[Collection entries]

— start —

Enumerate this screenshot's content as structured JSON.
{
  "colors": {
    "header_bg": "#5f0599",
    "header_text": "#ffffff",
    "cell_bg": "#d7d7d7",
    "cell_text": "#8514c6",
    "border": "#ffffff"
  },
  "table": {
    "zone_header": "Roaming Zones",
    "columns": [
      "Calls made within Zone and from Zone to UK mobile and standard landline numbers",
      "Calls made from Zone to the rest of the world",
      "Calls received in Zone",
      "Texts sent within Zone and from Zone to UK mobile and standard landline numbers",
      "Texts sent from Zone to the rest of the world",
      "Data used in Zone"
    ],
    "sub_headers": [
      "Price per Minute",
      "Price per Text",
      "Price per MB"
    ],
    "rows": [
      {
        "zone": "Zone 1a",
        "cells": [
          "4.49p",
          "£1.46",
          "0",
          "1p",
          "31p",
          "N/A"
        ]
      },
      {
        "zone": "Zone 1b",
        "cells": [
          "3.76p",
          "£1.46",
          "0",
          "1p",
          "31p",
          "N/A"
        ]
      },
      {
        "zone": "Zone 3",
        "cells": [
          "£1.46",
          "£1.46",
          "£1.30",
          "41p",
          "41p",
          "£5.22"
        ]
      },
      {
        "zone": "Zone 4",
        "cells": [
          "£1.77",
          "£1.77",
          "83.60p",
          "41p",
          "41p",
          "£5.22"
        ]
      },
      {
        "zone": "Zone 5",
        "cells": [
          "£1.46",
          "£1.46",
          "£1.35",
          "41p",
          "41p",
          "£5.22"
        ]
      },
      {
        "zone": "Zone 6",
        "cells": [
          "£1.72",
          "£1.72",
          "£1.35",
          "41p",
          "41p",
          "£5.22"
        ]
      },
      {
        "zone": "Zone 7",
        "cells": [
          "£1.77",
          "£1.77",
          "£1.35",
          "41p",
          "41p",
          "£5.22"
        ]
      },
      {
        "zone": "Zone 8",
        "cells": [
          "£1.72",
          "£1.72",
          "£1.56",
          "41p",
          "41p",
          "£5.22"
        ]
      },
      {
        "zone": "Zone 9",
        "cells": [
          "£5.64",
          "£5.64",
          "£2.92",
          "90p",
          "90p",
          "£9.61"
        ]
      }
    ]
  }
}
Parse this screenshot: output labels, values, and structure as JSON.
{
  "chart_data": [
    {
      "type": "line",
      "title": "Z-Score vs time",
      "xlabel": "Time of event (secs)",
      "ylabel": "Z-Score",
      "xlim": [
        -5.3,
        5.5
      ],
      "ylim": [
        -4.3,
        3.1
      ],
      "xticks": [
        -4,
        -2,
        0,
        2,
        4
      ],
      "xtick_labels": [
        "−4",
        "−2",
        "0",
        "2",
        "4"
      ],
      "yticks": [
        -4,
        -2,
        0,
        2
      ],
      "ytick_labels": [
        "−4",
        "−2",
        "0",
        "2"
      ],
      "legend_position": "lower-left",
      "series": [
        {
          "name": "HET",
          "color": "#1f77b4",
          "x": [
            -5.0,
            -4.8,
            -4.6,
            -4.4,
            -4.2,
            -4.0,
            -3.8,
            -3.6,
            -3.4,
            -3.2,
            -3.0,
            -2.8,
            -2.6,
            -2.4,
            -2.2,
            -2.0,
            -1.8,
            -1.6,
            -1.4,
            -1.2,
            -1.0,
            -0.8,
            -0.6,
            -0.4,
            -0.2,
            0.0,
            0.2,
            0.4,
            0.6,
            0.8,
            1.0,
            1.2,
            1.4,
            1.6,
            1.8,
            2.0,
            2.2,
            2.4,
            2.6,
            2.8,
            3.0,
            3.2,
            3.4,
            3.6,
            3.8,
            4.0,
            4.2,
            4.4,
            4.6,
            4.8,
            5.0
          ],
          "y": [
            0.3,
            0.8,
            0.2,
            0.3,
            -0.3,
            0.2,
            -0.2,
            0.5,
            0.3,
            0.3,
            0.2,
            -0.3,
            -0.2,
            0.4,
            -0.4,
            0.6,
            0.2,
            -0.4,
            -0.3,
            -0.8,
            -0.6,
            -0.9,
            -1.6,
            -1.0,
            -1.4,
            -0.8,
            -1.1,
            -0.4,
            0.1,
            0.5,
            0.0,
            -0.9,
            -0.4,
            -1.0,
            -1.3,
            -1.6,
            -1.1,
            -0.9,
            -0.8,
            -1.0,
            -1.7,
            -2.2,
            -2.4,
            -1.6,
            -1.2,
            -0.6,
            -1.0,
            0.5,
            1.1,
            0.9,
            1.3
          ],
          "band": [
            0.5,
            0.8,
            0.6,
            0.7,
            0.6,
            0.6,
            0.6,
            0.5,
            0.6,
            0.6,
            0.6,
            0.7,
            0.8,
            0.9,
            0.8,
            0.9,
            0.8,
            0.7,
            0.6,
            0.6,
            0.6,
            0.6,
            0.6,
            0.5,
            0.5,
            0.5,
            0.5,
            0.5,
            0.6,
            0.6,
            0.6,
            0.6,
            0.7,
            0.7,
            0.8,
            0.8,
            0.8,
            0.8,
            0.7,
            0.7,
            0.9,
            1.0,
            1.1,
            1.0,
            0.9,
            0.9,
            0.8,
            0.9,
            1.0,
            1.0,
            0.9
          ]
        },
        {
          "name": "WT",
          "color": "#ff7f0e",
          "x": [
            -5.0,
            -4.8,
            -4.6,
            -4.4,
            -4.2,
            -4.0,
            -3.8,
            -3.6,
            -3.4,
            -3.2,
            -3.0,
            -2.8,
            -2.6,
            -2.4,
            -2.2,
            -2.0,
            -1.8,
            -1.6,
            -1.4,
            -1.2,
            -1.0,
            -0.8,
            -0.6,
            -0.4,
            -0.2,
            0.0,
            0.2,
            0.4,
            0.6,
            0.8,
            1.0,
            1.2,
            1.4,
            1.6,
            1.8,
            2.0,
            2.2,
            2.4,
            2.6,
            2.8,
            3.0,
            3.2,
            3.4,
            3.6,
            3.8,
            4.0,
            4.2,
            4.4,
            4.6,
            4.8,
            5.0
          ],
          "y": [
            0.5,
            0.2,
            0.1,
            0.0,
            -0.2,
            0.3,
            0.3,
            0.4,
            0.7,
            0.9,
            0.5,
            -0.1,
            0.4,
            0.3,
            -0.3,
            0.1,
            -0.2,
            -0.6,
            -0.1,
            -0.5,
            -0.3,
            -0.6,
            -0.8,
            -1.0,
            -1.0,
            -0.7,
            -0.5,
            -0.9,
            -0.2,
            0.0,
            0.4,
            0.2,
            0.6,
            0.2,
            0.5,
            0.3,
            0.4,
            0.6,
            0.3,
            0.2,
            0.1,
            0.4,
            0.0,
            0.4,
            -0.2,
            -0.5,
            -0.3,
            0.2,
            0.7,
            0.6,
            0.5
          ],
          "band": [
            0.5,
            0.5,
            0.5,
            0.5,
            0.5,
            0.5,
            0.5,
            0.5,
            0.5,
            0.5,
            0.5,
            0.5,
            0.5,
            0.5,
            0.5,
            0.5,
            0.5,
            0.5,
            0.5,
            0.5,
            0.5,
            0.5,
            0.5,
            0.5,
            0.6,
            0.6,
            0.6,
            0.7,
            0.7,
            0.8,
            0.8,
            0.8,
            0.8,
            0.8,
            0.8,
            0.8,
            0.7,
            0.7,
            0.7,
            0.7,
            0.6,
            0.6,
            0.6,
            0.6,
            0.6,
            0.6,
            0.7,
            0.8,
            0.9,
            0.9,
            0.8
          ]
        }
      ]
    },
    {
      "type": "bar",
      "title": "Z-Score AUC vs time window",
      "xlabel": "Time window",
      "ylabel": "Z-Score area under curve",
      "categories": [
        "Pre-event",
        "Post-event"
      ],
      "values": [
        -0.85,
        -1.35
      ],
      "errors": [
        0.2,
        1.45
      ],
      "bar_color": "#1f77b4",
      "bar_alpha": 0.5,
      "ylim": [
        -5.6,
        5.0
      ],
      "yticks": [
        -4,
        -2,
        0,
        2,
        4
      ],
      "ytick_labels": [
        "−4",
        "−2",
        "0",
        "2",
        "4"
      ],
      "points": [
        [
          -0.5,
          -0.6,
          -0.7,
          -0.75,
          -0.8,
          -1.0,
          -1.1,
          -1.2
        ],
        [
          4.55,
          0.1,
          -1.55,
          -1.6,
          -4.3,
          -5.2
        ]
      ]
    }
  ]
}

— end —

Pick out the lines above containing the word "landline", then copy them.

      "Calls made within Zone and from Zone to UK mobile and standard landline numbers",
      "Texts sent within Zone and from Zone to UK mobile and standard landline numbers",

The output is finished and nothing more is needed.